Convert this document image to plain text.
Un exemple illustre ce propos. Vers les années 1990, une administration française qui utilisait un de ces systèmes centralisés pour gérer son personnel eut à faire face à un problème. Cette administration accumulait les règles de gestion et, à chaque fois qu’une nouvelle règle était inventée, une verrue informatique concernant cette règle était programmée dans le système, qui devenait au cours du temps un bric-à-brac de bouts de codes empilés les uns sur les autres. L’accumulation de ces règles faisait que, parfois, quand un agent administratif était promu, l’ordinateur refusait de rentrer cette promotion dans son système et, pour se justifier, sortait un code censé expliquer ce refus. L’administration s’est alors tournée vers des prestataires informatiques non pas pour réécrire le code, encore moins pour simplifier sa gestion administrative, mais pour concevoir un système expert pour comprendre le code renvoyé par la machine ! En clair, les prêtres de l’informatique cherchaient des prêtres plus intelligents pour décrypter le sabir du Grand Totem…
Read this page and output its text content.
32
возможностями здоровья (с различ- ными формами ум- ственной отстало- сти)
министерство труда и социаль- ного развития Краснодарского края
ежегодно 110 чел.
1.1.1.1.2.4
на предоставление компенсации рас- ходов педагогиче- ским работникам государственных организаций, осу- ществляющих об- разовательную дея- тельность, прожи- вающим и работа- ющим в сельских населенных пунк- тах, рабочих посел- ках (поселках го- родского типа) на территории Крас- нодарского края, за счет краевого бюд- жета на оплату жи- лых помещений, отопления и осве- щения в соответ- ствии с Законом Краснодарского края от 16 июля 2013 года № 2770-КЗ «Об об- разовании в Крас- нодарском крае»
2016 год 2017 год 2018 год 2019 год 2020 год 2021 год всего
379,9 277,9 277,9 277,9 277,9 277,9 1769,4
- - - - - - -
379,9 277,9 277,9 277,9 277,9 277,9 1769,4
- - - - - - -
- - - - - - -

┄┄┄┄┄┄┄┄┄┄┄┄┄┄┄┄┄┄┄┄

SET EXERCISE: Locate "Read this page and output its text content." in the data above. Then repeat, exactly, its line and each line after it through the last, adding nothing.

ANSWER BELOW:
Read this page and output its text content.
32
возможностями здоровья (с различ- ными формами ум- ственной отстало- сти)
министерство труда и социаль- ного развития Краснодарского края
ежегодно 110 чел.
1.1.1.1.2.4
на предоставление компенсации рас- ходов педагогиче- ским работникам государственных организаций, осу- ществляющих об- разовательную дея- тельность, прожи- вающим и работа- ющим в сельских населенных пунк- тах, рабочих посел- ках (поселках го- родского типа) на территории Крас- нодарского края, за счет краевого бюд- жета на оплату жи- лых помещений, отопления и осве- щения в соответ- ствии с Законом Краснодарского края от 16 июля 2013 года № 2770-КЗ «Об об- разовании в Крас- нодарском крае»
2016 год 2017 год 2018 год 2019 год 2020 год 2021 год всего
379,9 277,9 277,9 277,9 277,9 277,9 1769,4
- - - - - - -
379,9 277,9 277,9 277,9 277,9 277,9 1769,4
- - - - - - -
- - - - - - -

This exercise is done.